Task |
Filter the lines below, copying only those with the string "this".

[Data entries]

========

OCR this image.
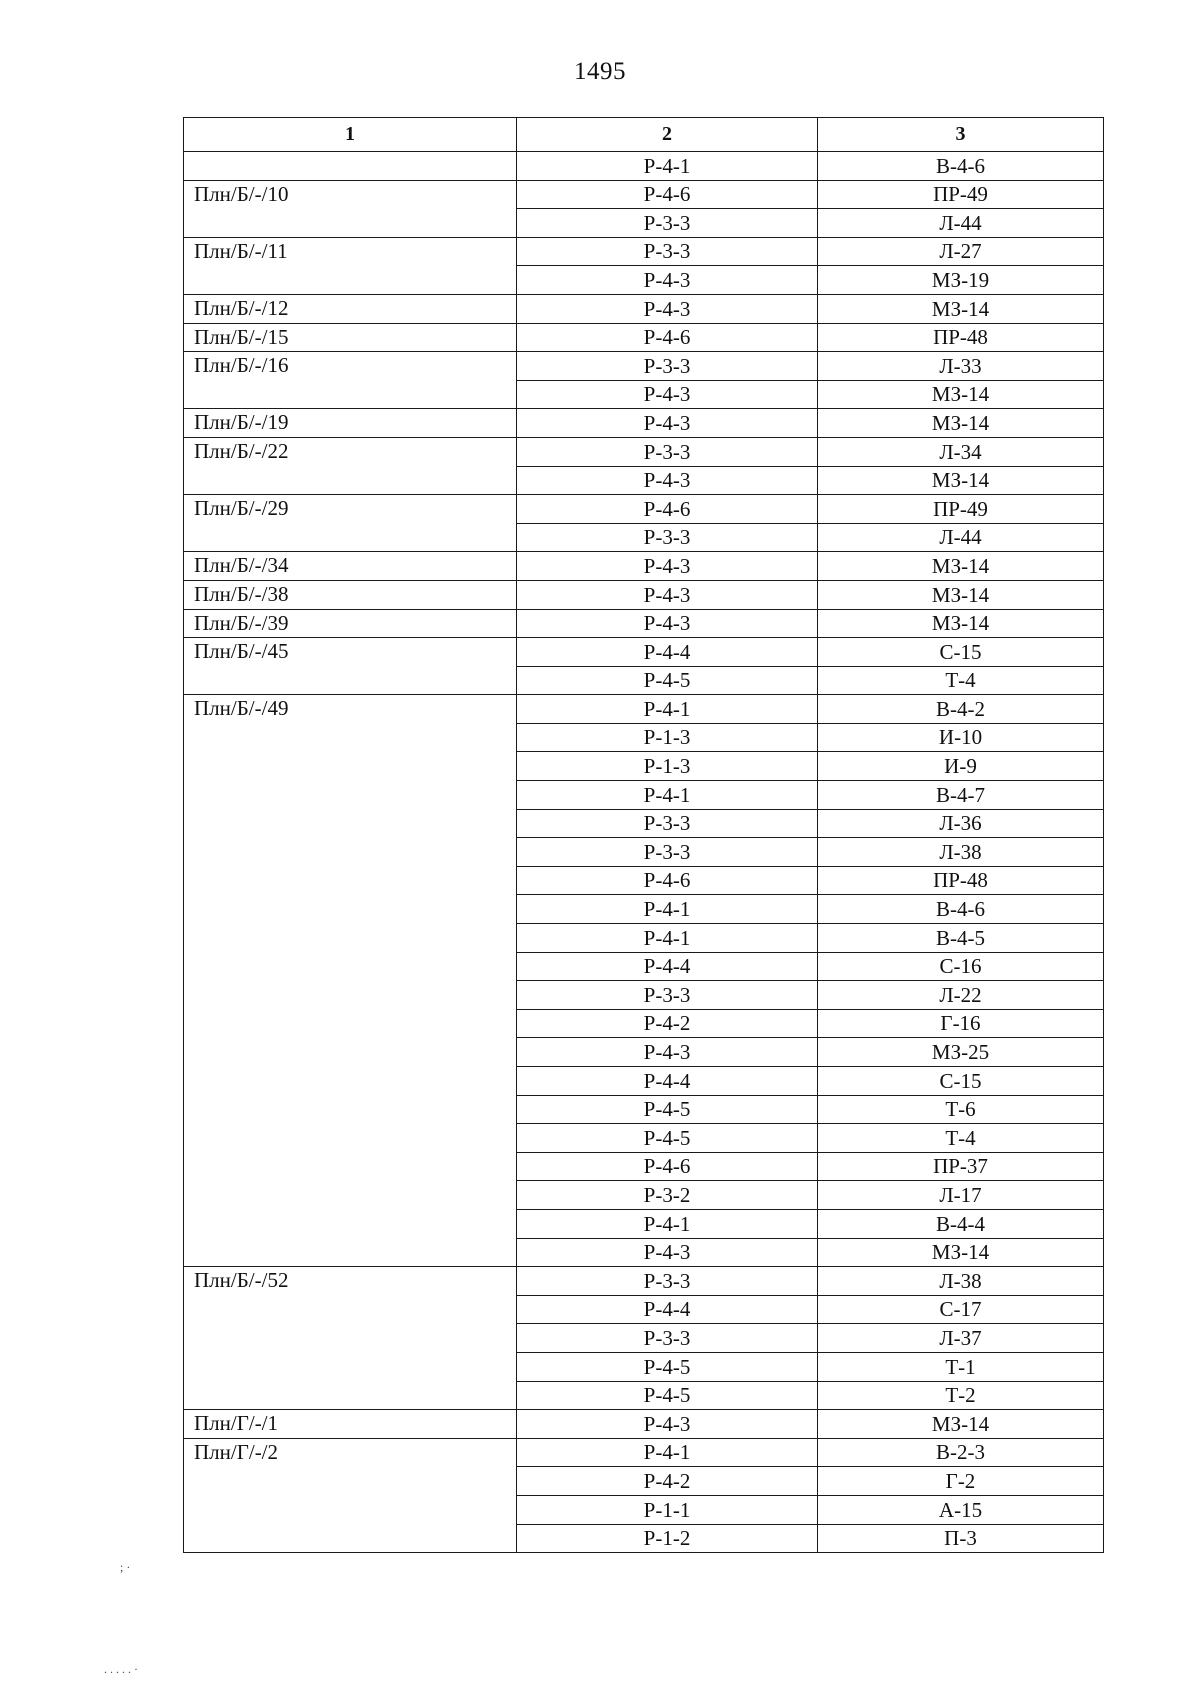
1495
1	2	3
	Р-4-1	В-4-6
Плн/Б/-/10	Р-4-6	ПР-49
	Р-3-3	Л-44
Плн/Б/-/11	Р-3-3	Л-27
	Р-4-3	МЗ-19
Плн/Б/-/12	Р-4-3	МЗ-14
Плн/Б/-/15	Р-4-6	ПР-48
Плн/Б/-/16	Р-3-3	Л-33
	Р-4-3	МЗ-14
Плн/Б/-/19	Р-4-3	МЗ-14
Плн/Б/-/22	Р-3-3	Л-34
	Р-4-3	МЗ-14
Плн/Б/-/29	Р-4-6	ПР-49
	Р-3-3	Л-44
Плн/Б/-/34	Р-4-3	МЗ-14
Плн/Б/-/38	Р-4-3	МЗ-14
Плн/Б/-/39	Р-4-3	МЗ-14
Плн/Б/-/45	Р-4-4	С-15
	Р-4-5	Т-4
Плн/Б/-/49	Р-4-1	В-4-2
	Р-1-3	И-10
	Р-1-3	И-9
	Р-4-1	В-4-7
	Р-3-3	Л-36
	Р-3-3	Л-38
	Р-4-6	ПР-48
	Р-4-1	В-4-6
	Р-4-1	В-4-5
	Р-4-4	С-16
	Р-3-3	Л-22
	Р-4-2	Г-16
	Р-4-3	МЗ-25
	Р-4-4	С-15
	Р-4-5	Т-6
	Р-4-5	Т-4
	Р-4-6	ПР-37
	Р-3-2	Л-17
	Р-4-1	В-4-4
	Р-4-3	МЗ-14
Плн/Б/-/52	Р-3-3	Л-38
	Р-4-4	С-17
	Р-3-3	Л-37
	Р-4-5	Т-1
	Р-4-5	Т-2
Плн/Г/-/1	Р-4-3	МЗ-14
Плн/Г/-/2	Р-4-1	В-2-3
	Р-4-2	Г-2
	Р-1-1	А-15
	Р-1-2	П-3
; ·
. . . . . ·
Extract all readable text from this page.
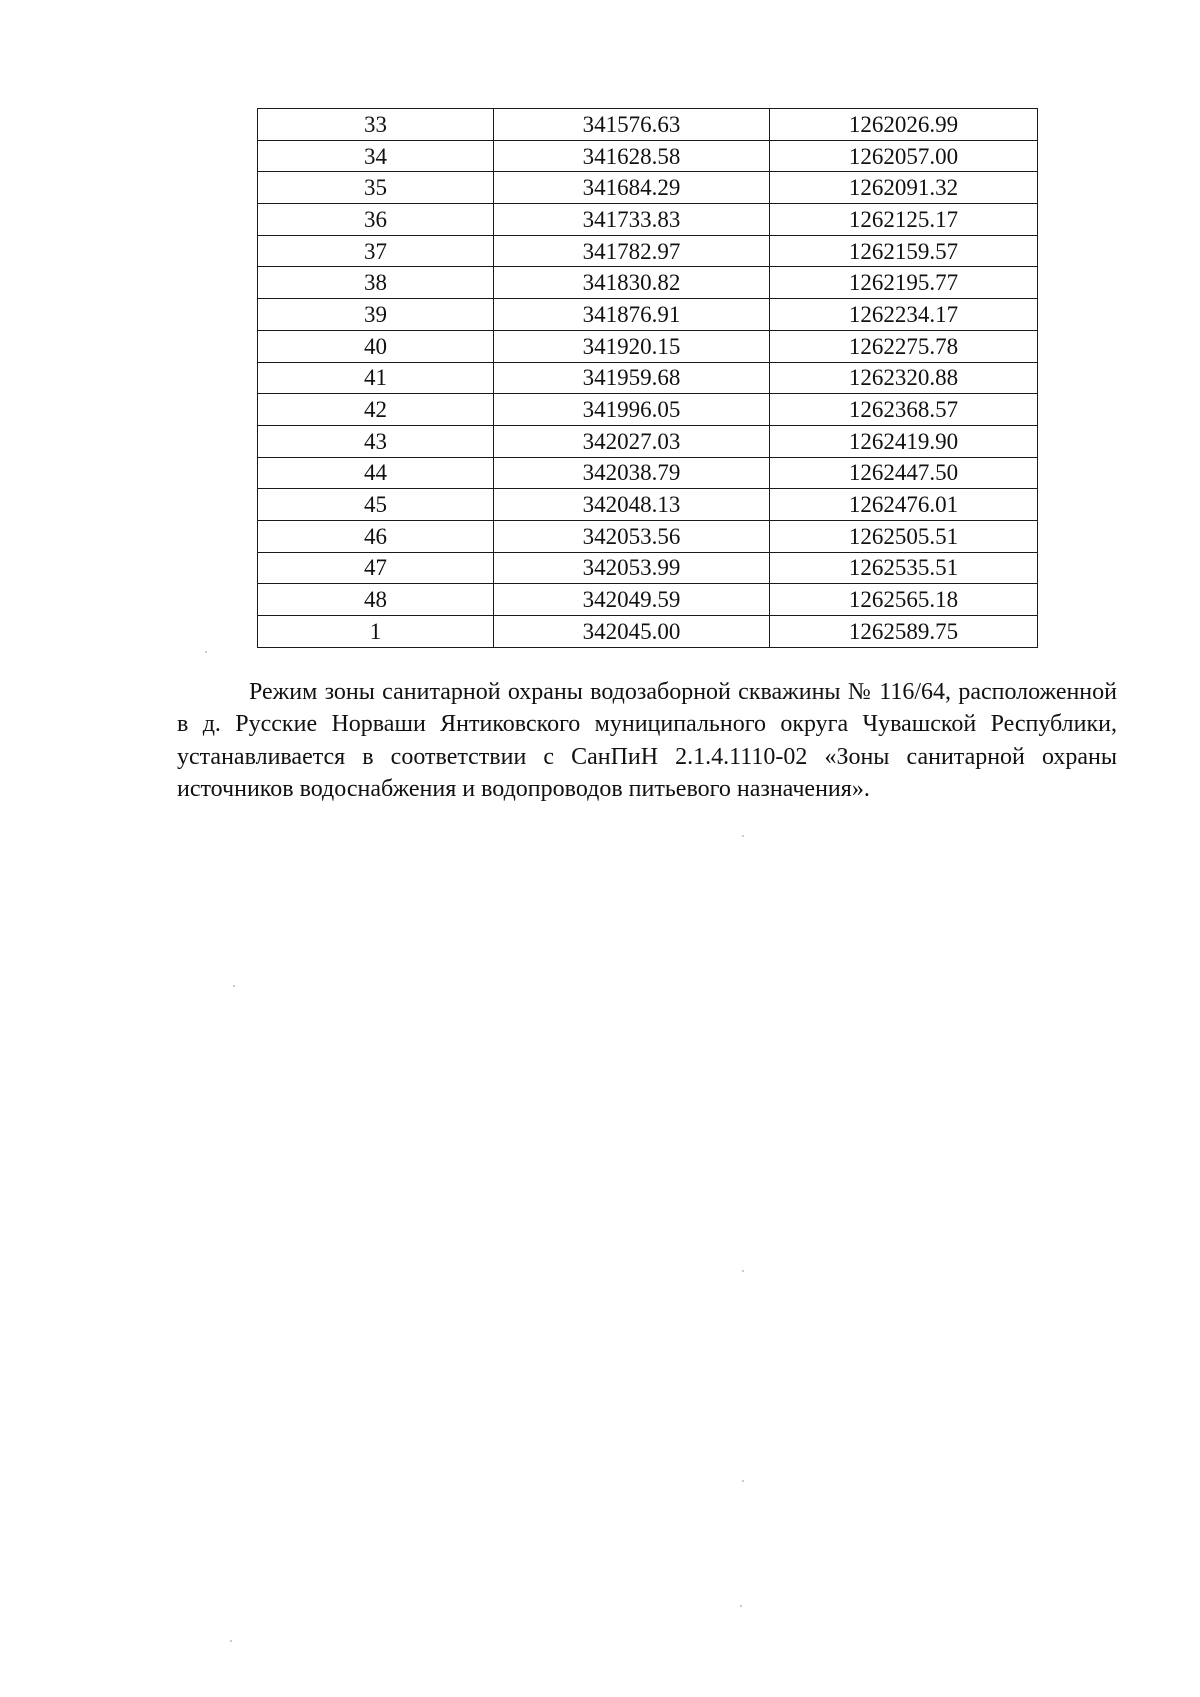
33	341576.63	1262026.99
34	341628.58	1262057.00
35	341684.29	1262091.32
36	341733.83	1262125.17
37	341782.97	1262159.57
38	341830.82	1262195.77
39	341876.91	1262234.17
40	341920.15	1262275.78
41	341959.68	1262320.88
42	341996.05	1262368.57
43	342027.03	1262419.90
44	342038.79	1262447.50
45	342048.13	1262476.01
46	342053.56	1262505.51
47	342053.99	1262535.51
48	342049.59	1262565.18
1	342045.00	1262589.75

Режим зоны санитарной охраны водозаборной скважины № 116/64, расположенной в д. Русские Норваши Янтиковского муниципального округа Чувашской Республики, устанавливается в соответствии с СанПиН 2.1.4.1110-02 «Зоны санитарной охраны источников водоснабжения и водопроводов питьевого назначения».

========

Reply to the exercise |
OCR this image.
Extract all readable text from this page.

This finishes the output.